Aim of the exercise :: Reproduce the records verbatim from the line with "doc-minimize-button[interactable]: _ bbox=[1310, 25, 1328, 40]" up to and including the line with "dyn-toggle[interactable]: DYN bbox=[460, 720, 492, 737]".

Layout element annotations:
━━━━━━━━━━━━━━━━
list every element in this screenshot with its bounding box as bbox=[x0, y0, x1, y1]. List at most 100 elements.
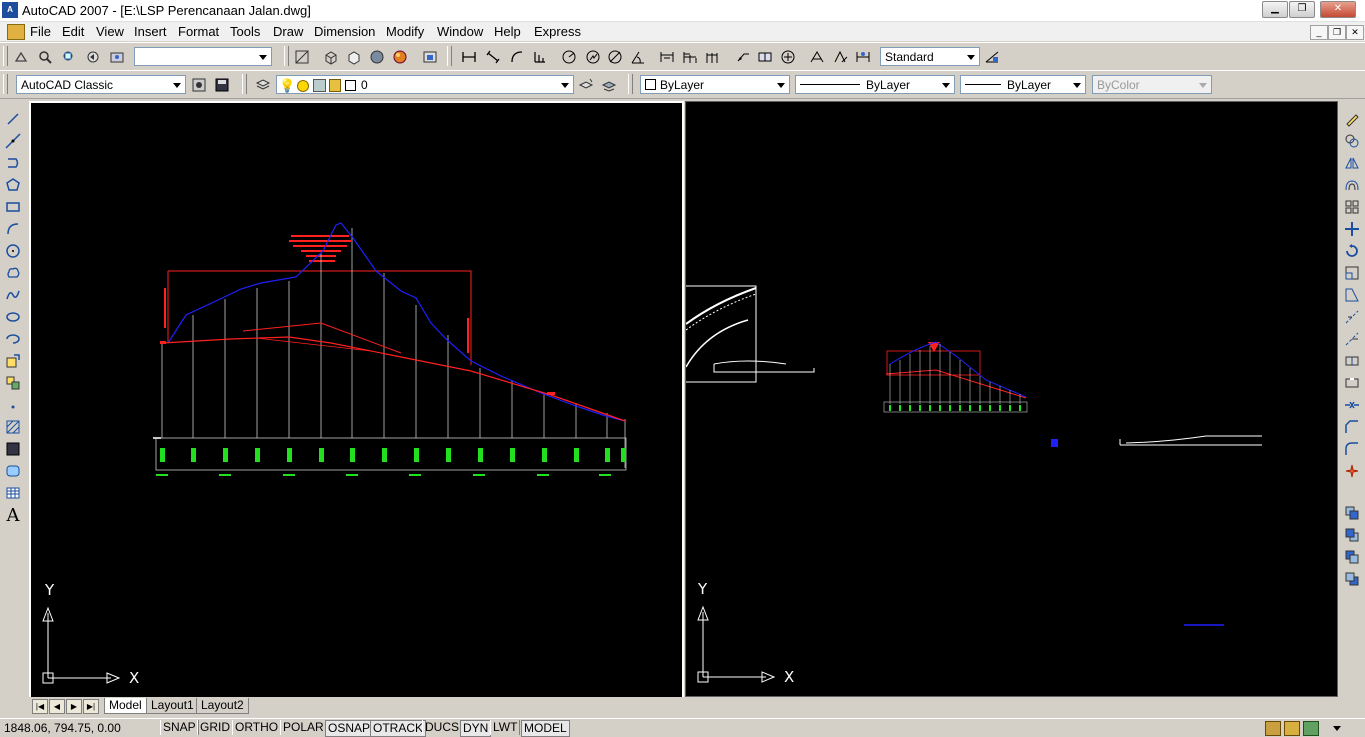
doc-minimize-button[interactable]: _ bbox=[1310, 25, 1328, 40]
render-sphere-icon[interactable] bbox=[391, 48, 409, 65]
first-tab-button[interactable]: |◀ bbox=[32, 699, 48, 714]
point-icon[interactable] bbox=[3, 395, 23, 415]
ordinate-dimension-icon[interactable] bbox=[531, 48, 549, 65]
dyn-toggle[interactable]: DYN bbox=[460, 720, 492, 737]
trim-icon[interactable] bbox=[1342, 307, 1362, 327]
jogged-dimension-icon[interactable] bbox=[584, 48, 602, 65]
lwt-toggle[interactable]: LWT bbox=[490, 720, 521, 735]
offset-icon[interactable] bbox=[1342, 175, 1362, 195]
multiline-text-icon[interactable]: A bbox=[3, 505, 23, 526]
3d-view-icon[interactable] bbox=[293, 48, 311, 65]
construction-line-icon[interactable] bbox=[3, 131, 23, 151]
radius-dimension-icon[interactable] bbox=[560, 48, 578, 65]
workspace-settings-icon[interactable] bbox=[190, 76, 208, 93]
pan-realtime-icon[interactable] bbox=[12, 48, 30, 65]
aligned-dimension-icon[interactable] bbox=[484, 48, 502, 65]
named-view-combo[interactable] bbox=[134, 47, 272, 66]
leader-icon[interactable] bbox=[734, 48, 752, 65]
menu-view[interactable]: View bbox=[96, 24, 124, 39]
polyline-icon[interactable] bbox=[3, 153, 23, 173]
revision-cloud-icon[interactable] bbox=[3, 263, 23, 283]
model-toggle[interactable]: MODEL bbox=[521, 720, 570, 737]
sun-thaw-icon[interactable] bbox=[297, 80, 309, 92]
explode-icon[interactable] bbox=[1342, 461, 1362, 481]
doc-restore-button[interactable]: ❐ bbox=[1328, 25, 1346, 40]
menu-help[interactable]: Help bbox=[494, 24, 521, 39]
prev-tab-button[interactable]: ◀ bbox=[49, 699, 65, 714]
diameter-dimension-icon[interactable] bbox=[606, 48, 624, 65]
dimension-edit-icon[interactable] bbox=[808, 48, 826, 65]
color-control-combo[interactable]: ByLayer bbox=[640, 75, 790, 94]
document-icon[interactable] bbox=[7, 24, 25, 40]
grid-toggle[interactable]: GRID bbox=[197, 720, 233, 735]
last-tab-button[interactable]: ▶| bbox=[83, 699, 99, 714]
minimize-button[interactable]: ▁ bbox=[1262, 1, 1288, 18]
move-icon[interactable] bbox=[1342, 219, 1362, 239]
gradient-icon[interactable] bbox=[3, 439, 23, 459]
make-block-icon[interactable] bbox=[3, 373, 23, 393]
menu-modify[interactable]: Modify bbox=[386, 24, 424, 39]
mirror-icon[interactable] bbox=[1342, 153, 1362, 173]
insert-block-icon[interactable] bbox=[3, 351, 23, 371]
chevron-down-icon[interactable] bbox=[1330, 721, 1344, 734]
region-icon[interactable] bbox=[3, 461, 23, 481]
rectangle-icon[interactable] bbox=[3, 197, 23, 217]
menu-express[interactable]: Express bbox=[534, 24, 581, 39]
maximize-button[interactable]: ❐ bbox=[1289, 1, 1315, 18]
menu-dimension[interactable]: Dimension bbox=[314, 24, 375, 39]
sphere-icon[interactable] bbox=[368, 48, 386, 65]
dimension-update-icon[interactable] bbox=[854, 48, 872, 65]
angular-dimension-icon[interactable] bbox=[629, 48, 647, 65]
zoom-window-icon[interactable] bbox=[60, 48, 78, 65]
save-workspace-icon[interactable] bbox=[213, 76, 231, 93]
materials-icon[interactable] bbox=[421, 48, 439, 65]
continue-dimension-icon[interactable] bbox=[704, 48, 722, 65]
bring-to-front-icon[interactable] bbox=[1342, 503, 1362, 523]
tolerance-icon[interactable] bbox=[756, 48, 774, 65]
arc-length-icon[interactable] bbox=[508, 48, 526, 65]
otrack-toggle[interactable]: OTRACK bbox=[370, 720, 427, 737]
unlock-icon[interactable] bbox=[329, 79, 341, 92]
copy-icon[interactable] bbox=[1342, 131, 1362, 151]
menu-format[interactable]: Format bbox=[178, 24, 219, 39]
send-to-back-icon[interactable] bbox=[1342, 525, 1362, 545]
linetype-control-combo[interactable]: ByLayer bbox=[795, 75, 955, 94]
hatch-icon[interactable] bbox=[3, 417, 23, 437]
next-tab-button[interactable]: ▶ bbox=[66, 699, 82, 714]
menu-window[interactable]: Window bbox=[437, 24, 483, 39]
coordinate-readout[interactable]: 1848.06, 794.75, 0.00 bbox=[4, 721, 121, 735]
polar-toggle[interactable]: POLAR bbox=[280, 720, 327, 735]
line-icon[interactable] bbox=[3, 109, 23, 129]
break-at-point-icon[interactable] bbox=[1342, 351, 1362, 371]
autocad-icon[interactable]: A bbox=[2, 2, 18, 18]
chamfer-icon[interactable] bbox=[1342, 417, 1362, 437]
spline-icon[interactable] bbox=[3, 285, 23, 305]
close-button[interactable]: ✕ bbox=[1320, 1, 1356, 18]
menu-insert[interactable]: Insert bbox=[134, 24, 167, 39]
ortho-toggle[interactable]: ORTHO bbox=[232, 720, 282, 735]
right-viewport[interactable]: Y X bbox=[685, 101, 1338, 697]
zoom-realtime-icon[interactable] bbox=[36, 48, 54, 65]
layer-previous-icon[interactable] bbox=[600, 76, 618, 93]
bring-above-icon[interactable] bbox=[1342, 547, 1362, 567]
snap-toggle[interactable]: SNAP bbox=[160, 720, 199, 735]
baseline-dimension-icon[interactable] bbox=[681, 48, 699, 65]
box-icon[interactable] bbox=[322, 48, 340, 65]
lightbulb-on-icon[interactable]: 💡 bbox=[279, 77, 295, 95]
ellipse-icon[interactable] bbox=[3, 307, 23, 327]
table-icon[interactable] bbox=[3, 483, 23, 503]
menu-tools[interactable]: Tools bbox=[230, 24, 260, 39]
join-icon[interactable] bbox=[1342, 395, 1362, 415]
dimension-text-edit-icon[interactable] bbox=[832, 48, 850, 65]
layer-manager-icon[interactable] bbox=[254, 76, 272, 93]
tab-layout1[interactable]: Layout1 bbox=[146, 698, 199, 714]
arc-icon[interactable] bbox=[3, 219, 23, 239]
make-object-layer-current-icon[interactable] bbox=[577, 76, 595, 93]
lineweight-control-combo[interactable]: ByLayer bbox=[960, 75, 1086, 94]
osnap-toggle[interactable]: OSNAP bbox=[325, 720, 374, 737]
layer-combo[interactable]: 💡 0 bbox=[276, 75, 574, 94]
dimension-style-icon[interactable] bbox=[983, 48, 1001, 65]
center-mark-icon[interactable] bbox=[779, 48, 797, 65]
polygon-icon[interactable] bbox=[3, 175, 23, 195]
array-icon[interactable] bbox=[1342, 197, 1362, 217]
━━━━━━━━━━━━━━━━
Finished answer ::
doc-minimize-button[interactable]: _ bbox=[1310, 25, 1328, 40]
render-sphere-icon[interactable] bbox=[391, 48, 409, 65]
first-tab-button[interactable]: |◀ bbox=[32, 699, 48, 714]
point-icon[interactable] bbox=[3, 395, 23, 415]
ordinate-dimension-icon[interactable] bbox=[531, 48, 549, 65]
dyn-toggle[interactable]: DYN bbox=[460, 720, 492, 737]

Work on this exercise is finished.